Revise the stretch of the dry-cure bacon thread from "# Dry cure bacon" through "soak after curing.", and write "pork belly" in place of "bacon" each time it appears.

# ARTICLE

┄┄┄┄┄┄

# Dry cure bacon questions....



## indaswamp (Mar 21, 2018)

I've helped my friend dry cure hams and bacon, never actually done it myself. I usually wet brine cure what I make, but I want to dry cure a batch of bacon. I will be getting a case of bellies in the near future and have some questions:

BTW, I will be using cure #1 NOT Tender Quick...

1. What percentage of salt should I shoot for so I do not need to soak after curing.
2. Does anyone inject maple syrup into the bellies prior to curing? If so, how much per pound?
do the bellies need to be in bags or can I stack them in a 25# tote in the frig to cure?
3. Should I reapply sugar along with any seasonings after the curing?

Thanks in advance.


----------



## daveomak (Mar 21, 2018)

Swamp, evening...   based on the weight of the belly,  I use 2% salt, 1% white sugar and 0.25% cure#1  or  1.1 grams per pound of cure#1...   Mix it all together, based on the weight of each belly, and rub it all over...  Then you can stack them in a tub if you like for 2 weeks or so..  You can add any dry seasoning or spice you like...  Just shake it on and let her rip..   before or after or both....


----------



## indaswamp (Mar 21, 2018)

Thanks a lot Dave!


----------



## indaswamp (Mar 21, 2018)

Do I need to shuffle and re-stack the bellies every couple days? I know that the salt/cure will push water out of the meat at first, then it will start to reabsorb it. If I do not shuffle the meats, will the bottom bellies be too salty?


----------



## daveomak (Mar 22, 2018)

Not really,  the amount of liquid loss, compared to the weight of the meat is probably 1-2%...  won't make that much difference if you add it all up..  Uncovered in the refer, moisture will evaporate about as fast as it gets pushed out...  at least that's what I have found when I do belly bacon...  maybe, 1 TBS liquid with 30#'s of bellies stacked up...
You could re stack it once, so the bellies get flattened the same..  top to the bottom, bottom to the top....  Your bellies may get a uniform thickness that way...   I'd like to see what the commercial folks do to get their bellies an even thickness...  I've heard they pound them...  don't know if that's believable or not...    does make some sense...

┄┄┄┄┄┄

# SUPPLIED ENTRIES
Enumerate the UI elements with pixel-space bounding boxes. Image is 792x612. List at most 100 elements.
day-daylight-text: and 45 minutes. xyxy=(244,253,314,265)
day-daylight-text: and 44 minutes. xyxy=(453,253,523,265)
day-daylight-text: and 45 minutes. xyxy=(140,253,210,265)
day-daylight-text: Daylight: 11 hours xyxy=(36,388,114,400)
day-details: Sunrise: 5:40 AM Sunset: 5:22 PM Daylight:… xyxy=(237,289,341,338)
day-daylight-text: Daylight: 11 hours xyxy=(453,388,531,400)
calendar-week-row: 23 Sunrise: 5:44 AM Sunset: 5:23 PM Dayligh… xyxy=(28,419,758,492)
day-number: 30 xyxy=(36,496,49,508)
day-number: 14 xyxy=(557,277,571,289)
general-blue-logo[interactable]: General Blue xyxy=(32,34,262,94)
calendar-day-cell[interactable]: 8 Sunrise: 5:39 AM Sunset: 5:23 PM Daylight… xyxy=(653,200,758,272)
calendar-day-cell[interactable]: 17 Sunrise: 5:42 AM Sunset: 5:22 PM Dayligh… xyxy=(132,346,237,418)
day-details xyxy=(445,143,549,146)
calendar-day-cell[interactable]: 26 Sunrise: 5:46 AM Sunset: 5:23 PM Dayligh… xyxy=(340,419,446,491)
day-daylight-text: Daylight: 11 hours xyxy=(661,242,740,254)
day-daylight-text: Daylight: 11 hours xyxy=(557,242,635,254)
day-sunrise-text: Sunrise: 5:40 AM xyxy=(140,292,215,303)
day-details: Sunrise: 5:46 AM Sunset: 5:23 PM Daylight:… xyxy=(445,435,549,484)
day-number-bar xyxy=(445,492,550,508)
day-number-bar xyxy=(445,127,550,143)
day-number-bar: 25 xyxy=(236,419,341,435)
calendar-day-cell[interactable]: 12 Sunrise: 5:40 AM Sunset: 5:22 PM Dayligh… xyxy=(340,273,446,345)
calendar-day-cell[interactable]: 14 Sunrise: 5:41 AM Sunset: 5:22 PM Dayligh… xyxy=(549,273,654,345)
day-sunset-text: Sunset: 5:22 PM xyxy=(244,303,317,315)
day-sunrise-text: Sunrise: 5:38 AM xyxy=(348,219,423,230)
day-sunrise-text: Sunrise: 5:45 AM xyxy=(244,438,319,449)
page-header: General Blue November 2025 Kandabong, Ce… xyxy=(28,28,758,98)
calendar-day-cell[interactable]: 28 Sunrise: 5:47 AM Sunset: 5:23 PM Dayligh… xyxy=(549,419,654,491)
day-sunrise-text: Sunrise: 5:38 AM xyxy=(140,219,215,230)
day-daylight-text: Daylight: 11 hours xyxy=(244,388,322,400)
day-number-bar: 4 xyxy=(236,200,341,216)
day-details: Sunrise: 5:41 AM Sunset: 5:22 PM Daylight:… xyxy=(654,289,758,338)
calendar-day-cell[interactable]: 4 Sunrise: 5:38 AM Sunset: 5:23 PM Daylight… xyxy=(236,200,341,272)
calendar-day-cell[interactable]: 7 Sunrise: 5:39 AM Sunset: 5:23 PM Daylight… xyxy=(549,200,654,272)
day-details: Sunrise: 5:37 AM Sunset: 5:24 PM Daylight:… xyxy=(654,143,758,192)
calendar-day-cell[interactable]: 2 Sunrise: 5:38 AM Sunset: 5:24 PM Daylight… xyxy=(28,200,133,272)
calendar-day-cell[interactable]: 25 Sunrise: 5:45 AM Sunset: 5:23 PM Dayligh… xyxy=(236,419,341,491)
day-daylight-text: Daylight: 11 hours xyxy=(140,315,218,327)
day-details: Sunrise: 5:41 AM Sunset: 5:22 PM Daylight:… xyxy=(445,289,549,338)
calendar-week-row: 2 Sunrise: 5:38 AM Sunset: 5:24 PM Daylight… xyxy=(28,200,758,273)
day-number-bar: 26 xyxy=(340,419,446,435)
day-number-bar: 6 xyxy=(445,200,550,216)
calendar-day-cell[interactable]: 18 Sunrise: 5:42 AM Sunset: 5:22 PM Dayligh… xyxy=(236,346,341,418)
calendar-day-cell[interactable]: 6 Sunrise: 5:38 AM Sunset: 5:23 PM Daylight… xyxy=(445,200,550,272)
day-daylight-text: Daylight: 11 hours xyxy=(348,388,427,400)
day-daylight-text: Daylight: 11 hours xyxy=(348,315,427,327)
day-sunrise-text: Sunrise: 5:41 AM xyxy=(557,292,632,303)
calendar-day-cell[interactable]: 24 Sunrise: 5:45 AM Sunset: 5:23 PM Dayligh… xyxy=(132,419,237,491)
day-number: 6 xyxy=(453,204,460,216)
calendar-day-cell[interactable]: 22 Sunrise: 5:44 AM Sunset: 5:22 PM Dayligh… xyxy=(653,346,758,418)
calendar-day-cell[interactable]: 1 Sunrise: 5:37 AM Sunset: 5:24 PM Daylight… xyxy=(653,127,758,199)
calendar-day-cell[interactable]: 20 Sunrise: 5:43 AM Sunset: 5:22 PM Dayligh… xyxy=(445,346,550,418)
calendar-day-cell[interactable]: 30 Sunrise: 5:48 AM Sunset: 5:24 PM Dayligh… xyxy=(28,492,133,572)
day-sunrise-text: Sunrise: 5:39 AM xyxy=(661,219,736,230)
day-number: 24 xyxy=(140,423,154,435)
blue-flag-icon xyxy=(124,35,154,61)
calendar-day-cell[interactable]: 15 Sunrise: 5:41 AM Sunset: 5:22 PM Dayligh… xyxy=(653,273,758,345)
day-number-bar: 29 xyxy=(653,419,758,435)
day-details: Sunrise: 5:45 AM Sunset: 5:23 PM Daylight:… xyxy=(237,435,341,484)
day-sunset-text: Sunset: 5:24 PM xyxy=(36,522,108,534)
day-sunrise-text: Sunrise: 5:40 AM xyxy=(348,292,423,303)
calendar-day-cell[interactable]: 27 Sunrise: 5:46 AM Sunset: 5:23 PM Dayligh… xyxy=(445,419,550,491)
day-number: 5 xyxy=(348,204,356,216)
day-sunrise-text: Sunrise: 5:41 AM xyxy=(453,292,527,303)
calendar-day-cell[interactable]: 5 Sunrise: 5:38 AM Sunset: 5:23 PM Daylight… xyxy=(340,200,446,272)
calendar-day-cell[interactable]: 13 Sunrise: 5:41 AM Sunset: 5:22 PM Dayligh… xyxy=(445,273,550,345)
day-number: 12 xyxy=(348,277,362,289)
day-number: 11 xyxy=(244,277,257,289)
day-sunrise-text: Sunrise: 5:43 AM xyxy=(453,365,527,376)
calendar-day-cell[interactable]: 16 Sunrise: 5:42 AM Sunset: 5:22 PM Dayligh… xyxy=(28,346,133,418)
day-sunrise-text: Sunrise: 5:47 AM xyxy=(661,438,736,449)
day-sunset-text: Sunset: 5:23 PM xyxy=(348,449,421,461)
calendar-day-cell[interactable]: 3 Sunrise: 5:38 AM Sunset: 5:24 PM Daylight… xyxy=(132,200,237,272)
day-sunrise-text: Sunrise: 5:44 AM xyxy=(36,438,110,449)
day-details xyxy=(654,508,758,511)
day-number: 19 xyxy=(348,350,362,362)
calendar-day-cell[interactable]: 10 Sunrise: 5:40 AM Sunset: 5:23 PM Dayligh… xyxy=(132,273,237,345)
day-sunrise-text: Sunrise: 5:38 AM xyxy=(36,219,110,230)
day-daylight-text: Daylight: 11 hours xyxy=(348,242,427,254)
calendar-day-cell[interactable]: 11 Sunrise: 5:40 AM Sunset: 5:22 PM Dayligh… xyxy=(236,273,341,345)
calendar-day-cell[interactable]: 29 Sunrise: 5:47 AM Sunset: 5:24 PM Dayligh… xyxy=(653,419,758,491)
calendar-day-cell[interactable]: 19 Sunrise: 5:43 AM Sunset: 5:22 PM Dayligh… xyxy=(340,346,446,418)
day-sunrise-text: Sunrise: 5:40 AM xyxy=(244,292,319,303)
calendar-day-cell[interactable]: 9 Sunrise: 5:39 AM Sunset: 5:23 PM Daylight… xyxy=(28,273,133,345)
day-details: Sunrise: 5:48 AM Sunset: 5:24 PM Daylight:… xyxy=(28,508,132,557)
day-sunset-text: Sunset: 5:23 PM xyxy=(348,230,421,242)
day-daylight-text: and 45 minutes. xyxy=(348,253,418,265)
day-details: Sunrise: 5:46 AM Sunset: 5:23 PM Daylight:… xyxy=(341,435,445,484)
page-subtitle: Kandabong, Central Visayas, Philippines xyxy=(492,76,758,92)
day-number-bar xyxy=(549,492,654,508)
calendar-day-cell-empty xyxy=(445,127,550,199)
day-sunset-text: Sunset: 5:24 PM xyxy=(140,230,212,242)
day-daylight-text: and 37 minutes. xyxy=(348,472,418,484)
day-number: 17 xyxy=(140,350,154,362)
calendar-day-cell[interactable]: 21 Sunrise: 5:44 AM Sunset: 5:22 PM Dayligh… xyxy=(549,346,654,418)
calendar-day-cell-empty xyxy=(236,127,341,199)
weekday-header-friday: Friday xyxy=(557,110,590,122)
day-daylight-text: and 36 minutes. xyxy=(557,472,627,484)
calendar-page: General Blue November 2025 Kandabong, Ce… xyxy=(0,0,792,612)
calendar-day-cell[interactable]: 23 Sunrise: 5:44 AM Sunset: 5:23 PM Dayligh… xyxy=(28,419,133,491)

┄┄┄┄┄┄

# RIGHT ANSWER
# Dry cure pork belly questions....



## indaswamp (Mar 21, 2018)

I've helped my friend dry cure hams and pork belly, never actually done it myself. I usually wet brine cure what I make, but I want to dry cure a batch of pork belly. I will be getting a case of bellies in the near future and have some questions:

BTW, I will be using cure #1 NOT Tender Quick...

1. What percentage of salt should I shoot for so I do not need to soak after curing.